WHAT NEEDS TO BE DONE> Quote every line below exactly as it reads.

Stored data entries:

* begin *

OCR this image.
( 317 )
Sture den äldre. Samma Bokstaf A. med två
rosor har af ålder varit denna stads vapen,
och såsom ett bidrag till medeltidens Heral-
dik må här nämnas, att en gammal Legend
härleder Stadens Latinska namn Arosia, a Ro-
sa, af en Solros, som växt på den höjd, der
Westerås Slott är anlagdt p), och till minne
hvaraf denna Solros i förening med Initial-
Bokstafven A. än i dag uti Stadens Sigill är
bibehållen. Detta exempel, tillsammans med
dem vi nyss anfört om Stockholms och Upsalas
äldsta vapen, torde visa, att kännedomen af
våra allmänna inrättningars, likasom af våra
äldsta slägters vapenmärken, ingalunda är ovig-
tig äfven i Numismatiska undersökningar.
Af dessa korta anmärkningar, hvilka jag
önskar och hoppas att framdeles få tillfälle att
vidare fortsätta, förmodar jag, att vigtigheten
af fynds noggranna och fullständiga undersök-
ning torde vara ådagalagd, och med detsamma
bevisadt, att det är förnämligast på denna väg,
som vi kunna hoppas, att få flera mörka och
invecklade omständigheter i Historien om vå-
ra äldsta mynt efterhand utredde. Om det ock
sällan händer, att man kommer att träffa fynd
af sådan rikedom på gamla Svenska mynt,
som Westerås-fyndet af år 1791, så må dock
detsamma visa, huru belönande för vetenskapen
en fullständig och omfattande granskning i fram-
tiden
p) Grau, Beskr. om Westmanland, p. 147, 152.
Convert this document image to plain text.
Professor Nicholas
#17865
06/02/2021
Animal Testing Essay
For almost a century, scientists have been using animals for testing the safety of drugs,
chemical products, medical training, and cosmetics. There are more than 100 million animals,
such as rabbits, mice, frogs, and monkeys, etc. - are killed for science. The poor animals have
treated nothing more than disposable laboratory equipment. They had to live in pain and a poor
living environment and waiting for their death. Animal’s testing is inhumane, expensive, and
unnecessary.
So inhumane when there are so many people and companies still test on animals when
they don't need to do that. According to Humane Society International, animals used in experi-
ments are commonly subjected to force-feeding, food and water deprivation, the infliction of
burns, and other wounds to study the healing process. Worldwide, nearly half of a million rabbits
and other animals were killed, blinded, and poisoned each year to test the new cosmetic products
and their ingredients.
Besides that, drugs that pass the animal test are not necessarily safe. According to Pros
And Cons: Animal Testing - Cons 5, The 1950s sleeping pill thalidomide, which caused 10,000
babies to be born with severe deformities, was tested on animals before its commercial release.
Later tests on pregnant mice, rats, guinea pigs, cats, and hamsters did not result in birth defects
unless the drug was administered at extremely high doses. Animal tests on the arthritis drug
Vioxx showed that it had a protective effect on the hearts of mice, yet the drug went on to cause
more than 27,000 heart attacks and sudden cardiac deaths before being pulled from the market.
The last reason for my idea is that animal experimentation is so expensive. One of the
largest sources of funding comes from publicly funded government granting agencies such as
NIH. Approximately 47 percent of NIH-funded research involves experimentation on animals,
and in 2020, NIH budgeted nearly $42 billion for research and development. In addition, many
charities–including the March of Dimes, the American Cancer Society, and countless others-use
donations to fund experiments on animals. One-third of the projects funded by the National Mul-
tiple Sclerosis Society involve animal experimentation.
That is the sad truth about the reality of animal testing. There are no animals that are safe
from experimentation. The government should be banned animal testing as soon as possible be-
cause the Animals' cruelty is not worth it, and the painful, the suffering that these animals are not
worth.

* end *

SOLUTION TO THE PROBLEM>
OCR this image.
( 317 )
Sture den äldre. Samma Bokstaf A. med två
rosor har af ålder varit denna stads vapen,
och såsom ett bidrag till medeltidens Heral-
dik må här nämnas, att en gammal Legend
härleder Stadens Latinska namn Arosia, a Ro-
sa, af en Solros, som växt på den höjd, der
Westerås Slott är anlagdt p), och till minne
hvaraf denna Solros i förening med Initial-
Bokstafven A. än i dag uti Stadens Sigill är
bibehållen. Detta exempel, tillsammans med
dem vi nyss anfört om Stockholms och Upsalas
äldsta vapen, torde visa, att kännedomen af
våra allmänna inrättningars, likasom af våra
äldsta slägters vapenmärken, ingalunda är ovig-
tig äfven i Numismatiska undersökningar.
Af dessa korta anmärkningar, hvilka jag
önskar och hoppas att framdeles få tillfälle att
vidare fortsätta, förmodar jag, att vigtigheten
af fynds noggranna och fullständiga undersök-
ning torde vara ådagalagd, och med detsamma
bevisadt, att det är förnämligast på denna väg,
som vi kunna hoppas, att få flera mörka och
invecklade omständigheter i Historien om vå-
ra äldsta mynt efterhand utredde. Om det ock
sällan händer, att man kommer att träffa fynd
af sådan rikedom på gamla Svenska mynt,
som Westerås-fyndet af år 1791, så må dock
detsamma visa, huru belönande för vetenskapen
en fullständig och omfattande granskning i fram-
tiden
p) Grau, Beskr. om Westmanland, p. 147, 152.
Convert this document image to plain text.
Professor Nicholas
#17865
06/02/2021
Animal Testing Essay
For almost a century, scientists have been using animals for testing the safety of drugs,
chemical products, medical training, and cosmetics. There are more than 100 million animals,
such as rabbits, mice, frogs, and monkeys, etc. - are killed for science. The poor animals have
treated nothing more than disposable laboratory equipment. They had to live in pain and a poor
living environment and waiting for their death. Animal’s testing is inhumane, expensive, and
unnecessary.
So inhumane when there are so many people and companies still test on animals when
they don't need to do that. According to Humane Society International, animals used in experi-
ments are commonly subjected to force-feeding, food and water deprivation, the infliction of
burns, and other wounds to study the healing process. Worldwide, nearly half of a million rabbits
and other animals were killed, blinded, and poisoned each year to test the new cosmetic products
and their ingredients.
Besides that, drugs that pass the animal test are not necessarily safe. According to Pros
And Cons: Animal Testing - Cons 5, The 1950s sleeping pill thalidomide, which caused 10,000
babies to be born with severe deformities, was tested on animals before its commercial release.
Later tests on pregnant mice, rats, guinea pigs, cats, and hamsters did not result in birth defects
unless the drug was administered at extremely high doses. Animal tests on the arthritis drug
Vioxx showed that it had a protective effect on the hearts of mice, yet the drug went on to cause
more than 27,000 heart attacks and sudden cardiac deaths before being pulled from the market.
The last reason for my idea is that animal experimentation is so expensive. One of the
largest sources of funding comes from publicly funded government granting agencies such as
NIH. Approximately 47 percent of NIH-funded research involves experimentation on animals,
and in 2020, NIH budgeted nearly $42 billion for research and development. In addition, many
charities–including the March of Dimes, the American Cancer Society, and countless others-use
donations to fund experiments on animals. One-third of the projects funded by the National Mul-
tiple Sclerosis Society involve animal experimentation.
That is the sad truth about the reality of animal testing. There are no animals that are safe
from experimentation. The government should be banned animal testing as soon as possible be-
cause the Animals' cruelty is not worth it, and the painful, the suffering that these animals are not
worth.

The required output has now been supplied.